GOAL —
Can the data below be echoed back word for word?

RECORDS FOR THE TASK —
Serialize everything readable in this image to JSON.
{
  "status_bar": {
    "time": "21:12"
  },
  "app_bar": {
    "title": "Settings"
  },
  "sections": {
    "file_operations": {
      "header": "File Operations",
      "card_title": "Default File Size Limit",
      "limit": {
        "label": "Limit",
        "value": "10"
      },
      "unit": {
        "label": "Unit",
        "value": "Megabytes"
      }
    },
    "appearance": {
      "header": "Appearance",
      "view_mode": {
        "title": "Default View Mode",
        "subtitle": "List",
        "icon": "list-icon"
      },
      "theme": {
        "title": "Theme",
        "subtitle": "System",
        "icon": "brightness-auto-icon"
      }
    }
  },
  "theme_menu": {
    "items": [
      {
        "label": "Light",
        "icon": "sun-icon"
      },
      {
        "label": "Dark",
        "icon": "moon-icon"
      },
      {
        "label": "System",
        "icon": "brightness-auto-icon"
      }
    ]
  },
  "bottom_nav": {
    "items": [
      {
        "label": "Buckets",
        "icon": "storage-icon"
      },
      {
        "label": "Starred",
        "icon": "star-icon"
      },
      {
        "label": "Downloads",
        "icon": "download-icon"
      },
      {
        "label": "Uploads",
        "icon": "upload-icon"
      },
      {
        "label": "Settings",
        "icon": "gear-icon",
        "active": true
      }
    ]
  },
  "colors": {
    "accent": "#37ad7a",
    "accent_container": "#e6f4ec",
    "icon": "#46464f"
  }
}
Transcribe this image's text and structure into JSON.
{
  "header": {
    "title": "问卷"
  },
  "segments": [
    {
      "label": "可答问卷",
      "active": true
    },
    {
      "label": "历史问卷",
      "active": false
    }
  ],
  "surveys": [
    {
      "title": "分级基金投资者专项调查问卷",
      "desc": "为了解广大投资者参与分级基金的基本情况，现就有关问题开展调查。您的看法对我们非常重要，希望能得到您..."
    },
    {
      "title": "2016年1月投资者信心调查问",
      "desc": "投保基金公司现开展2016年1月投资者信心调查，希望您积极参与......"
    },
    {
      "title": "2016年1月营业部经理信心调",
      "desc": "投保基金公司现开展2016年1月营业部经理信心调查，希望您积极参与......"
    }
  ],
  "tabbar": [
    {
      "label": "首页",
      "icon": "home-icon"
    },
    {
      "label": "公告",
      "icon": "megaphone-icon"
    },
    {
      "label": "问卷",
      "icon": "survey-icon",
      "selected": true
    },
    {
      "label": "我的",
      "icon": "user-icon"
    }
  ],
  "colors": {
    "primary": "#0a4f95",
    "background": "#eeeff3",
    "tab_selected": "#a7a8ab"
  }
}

SOLUTION —
Serialize everything readable in this image to JSON.
{
  "status_bar": {
    "time": "21:12"
  },
  "app_bar": {
    "title": "Settings"
  },
  "sections": {
    "file_operations": {
      "header": "File Operations",
      "card_title": "Default File Size Limit",
      "limit": {
        "label": "Limit",
        "value": "10"
      },
      "unit": {
        "label": "Unit",
        "value": "Megabytes"
      }
    },
    "appearance": {
      "header": "Appearance",
      "view_mode": {
        "title": "Default View Mode",
        "subtitle": "List",
        "icon": "list-icon"
      },
      "theme": {
        "title": "Theme",
        "subtitle": "System",
        "icon": "brightness-auto-icon"
      }
    }
  },
  "theme_menu": {
    "items": [
      {
        "label": "Light",
        "icon": "sun-icon"
      },
      {
        "label": "Dark",
        "icon": "moon-icon"
      },
      {
        "label": "System",
        "icon": "brightness-auto-icon"
      }
    ]
  },
  "bottom_nav": {
    "items": [
      {
        "label": "Buckets",
        "icon": "storage-icon"
      },
      {
        "label": "Starred",
        "icon": "star-icon"
      },
      {
        "label": "Downloads",
        "icon": "download-icon"
      },
      {
        "label": "Uploads",
        "icon": "upload-icon"
      },
      {
        "label": "Settings",
        "icon": "gear-icon",
        "active": true
      }
    ]
  },
  "colors": {
    "accent": "#37ad7a",
    "accent_container": "#e6f4ec",
    "icon": "#46464f"
  }
}
Transcribe this image's text and structure into JSON.
{
  "header": {
    "title": "问卷"
  },
  "segments": [
    {
      "label": "可答问卷",
      "active": true
    },
    {
      "label": "历史问卷",
      "active": false
    }
  ],
  "surveys": [
    {
      "title": "分级基金投资者专项调查问卷",
      "desc": "为了解广大投资者参与分级基金的基本情况，现就有关问题开展调查。您的看法对我们非常重要，希望能得到您..."
    },
    {
      "title": "2016年1月投资者信心调查问",
      "desc": "投保基金公司现开展2016年1月投资者信心调查，希望您积极参与......"
    },
    {
      "title": "2016年1月营业部经理信心调",
      "desc": "投保基金公司现开展2016年1月营业部经理信心调查，希望您积极参与......"
    }
  ],
  "tabbar": [
    {
      "label": "首页",
      "icon": "home-icon"
    },
    {
      "label": "公告",
      "icon": "megaphone-icon"
    },
    {
      "label": "问卷",
      "icon": "survey-icon",
      "selected": true
    },
    {
      "label": "我的",
      "icon": "user-icon"
    }
  ],
  "colors": {
    "primary": "#0a4f95",
    "background": "#eeeff3",
    "tab_selected": "#a7a8ab"
  }
}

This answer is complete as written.